◆ **GIVEN REQUEST**: Pull every line that holds the word "source" from the entries.

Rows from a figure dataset
== == ==

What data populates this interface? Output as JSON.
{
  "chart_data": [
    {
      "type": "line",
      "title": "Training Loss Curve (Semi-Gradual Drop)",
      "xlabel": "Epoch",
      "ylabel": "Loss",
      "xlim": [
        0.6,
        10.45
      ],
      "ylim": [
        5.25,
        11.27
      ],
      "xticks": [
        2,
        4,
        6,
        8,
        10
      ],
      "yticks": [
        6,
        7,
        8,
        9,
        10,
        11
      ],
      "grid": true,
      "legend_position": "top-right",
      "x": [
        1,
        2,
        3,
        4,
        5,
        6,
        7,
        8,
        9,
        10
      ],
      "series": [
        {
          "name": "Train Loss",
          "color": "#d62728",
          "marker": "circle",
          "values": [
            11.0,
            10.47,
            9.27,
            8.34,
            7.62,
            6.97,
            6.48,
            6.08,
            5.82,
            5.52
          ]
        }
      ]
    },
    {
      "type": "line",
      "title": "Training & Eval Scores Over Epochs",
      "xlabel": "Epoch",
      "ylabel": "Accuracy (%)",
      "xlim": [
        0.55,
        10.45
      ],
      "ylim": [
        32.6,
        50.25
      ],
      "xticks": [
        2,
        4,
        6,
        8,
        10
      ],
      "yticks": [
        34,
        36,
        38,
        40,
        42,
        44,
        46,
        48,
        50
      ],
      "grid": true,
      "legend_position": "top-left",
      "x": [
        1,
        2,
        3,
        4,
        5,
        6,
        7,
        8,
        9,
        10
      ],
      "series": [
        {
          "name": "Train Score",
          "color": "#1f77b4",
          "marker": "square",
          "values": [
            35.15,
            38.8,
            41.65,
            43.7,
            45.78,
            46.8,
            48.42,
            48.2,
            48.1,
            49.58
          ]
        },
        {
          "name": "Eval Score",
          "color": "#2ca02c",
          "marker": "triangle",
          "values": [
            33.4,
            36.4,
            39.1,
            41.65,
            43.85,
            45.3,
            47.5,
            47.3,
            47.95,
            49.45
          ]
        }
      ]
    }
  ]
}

== == ==

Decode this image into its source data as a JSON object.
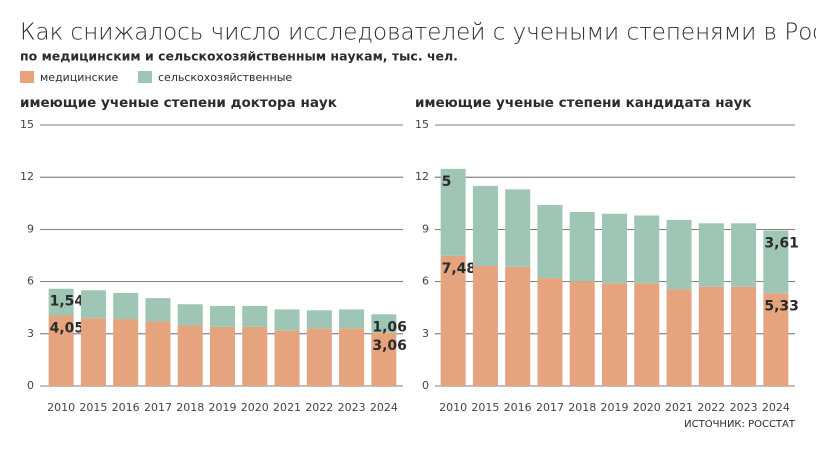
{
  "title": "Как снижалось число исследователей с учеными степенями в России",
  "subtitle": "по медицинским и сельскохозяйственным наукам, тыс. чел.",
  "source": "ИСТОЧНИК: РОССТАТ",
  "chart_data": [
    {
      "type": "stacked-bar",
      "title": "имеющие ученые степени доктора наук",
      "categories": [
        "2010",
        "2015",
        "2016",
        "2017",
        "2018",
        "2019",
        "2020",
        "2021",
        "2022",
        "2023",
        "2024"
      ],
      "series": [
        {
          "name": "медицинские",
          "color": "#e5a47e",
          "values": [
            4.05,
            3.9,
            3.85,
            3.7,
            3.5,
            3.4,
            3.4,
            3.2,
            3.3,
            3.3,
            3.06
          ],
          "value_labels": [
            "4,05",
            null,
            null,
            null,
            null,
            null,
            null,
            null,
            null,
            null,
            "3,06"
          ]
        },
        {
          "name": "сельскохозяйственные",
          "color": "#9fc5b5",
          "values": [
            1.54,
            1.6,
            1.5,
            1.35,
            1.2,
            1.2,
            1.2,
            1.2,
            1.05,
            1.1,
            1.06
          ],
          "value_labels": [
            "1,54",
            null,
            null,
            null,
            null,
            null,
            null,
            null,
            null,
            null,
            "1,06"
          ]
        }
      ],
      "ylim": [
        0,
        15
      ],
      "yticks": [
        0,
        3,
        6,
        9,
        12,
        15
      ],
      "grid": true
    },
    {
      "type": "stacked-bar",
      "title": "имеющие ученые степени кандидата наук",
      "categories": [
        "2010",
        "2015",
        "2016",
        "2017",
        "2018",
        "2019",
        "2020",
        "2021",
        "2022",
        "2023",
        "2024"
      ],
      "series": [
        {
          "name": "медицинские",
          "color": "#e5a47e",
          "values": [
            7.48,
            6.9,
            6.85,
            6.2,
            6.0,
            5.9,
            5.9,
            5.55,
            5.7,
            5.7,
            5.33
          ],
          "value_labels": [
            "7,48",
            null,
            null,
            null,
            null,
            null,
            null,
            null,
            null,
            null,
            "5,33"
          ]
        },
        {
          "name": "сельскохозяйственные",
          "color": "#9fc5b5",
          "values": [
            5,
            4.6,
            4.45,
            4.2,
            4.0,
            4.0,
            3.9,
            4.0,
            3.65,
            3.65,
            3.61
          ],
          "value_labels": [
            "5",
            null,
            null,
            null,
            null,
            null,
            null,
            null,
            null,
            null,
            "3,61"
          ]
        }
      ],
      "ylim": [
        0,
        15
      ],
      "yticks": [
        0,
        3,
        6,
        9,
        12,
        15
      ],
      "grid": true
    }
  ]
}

== == ==

◆ **PROBLEM SOLUTION**:
Decode this image into its source data as a JSON object.
  "source": "ИСТОЧНИК: РОССТАТ",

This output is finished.